* begin Raw data *
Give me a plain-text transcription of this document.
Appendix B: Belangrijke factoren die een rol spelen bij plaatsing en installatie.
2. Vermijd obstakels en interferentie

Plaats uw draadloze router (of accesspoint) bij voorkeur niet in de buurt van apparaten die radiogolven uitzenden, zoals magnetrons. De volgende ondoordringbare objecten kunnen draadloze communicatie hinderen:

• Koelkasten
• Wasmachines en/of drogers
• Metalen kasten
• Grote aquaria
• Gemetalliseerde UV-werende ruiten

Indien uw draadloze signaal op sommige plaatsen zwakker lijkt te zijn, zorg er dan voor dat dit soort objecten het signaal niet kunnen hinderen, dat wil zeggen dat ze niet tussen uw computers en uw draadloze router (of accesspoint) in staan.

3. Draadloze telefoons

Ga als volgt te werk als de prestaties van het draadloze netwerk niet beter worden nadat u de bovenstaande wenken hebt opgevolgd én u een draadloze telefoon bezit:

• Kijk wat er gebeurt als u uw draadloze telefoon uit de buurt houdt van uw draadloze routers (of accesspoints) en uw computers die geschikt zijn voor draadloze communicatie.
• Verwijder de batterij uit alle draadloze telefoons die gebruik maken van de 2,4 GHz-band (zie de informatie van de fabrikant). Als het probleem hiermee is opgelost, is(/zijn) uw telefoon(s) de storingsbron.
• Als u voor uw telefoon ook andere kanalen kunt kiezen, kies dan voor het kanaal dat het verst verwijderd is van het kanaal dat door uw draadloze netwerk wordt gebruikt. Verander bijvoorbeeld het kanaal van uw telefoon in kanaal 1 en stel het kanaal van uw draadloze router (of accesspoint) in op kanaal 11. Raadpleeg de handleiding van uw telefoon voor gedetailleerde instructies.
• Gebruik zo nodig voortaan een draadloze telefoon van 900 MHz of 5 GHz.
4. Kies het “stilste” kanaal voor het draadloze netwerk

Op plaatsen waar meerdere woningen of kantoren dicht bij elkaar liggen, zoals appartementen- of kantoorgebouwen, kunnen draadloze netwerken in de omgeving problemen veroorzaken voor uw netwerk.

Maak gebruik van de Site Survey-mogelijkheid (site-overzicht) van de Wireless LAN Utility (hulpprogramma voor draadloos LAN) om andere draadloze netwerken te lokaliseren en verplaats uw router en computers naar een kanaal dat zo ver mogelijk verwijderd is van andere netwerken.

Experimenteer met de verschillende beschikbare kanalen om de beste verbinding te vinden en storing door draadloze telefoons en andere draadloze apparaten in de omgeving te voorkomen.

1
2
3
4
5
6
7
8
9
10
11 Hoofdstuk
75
* end Raw data *
* Directions *
Copy out each line of the data containing the string "kunnen".

* Solution below *
Plaats uw draadloze router (of accesspoint) bij voorkeur niet in de buurt van apparaten die radiogolven uitzenden, zoals magnetrons. De volgende ondoordringbare objecten kunnen draadloze communicatie hinderen:
Indien uw draadloze signaal op sommige plaatsen zwakker lijkt te zijn, zorg er dan voor dat dit soort objecten het signaal niet kunnen hinderen, dat wil zeggen dat ze niet tussen uw computers en uw draadloze router (of accesspoint) in staan.
Op plaatsen waar meerdere woningen of kantoren dicht bij elkaar liggen, zoals appartementen- of kantoorgebouwen, kunnen draadloze netwerken in de omgeving problemen veroorzaken voor uw netwerk.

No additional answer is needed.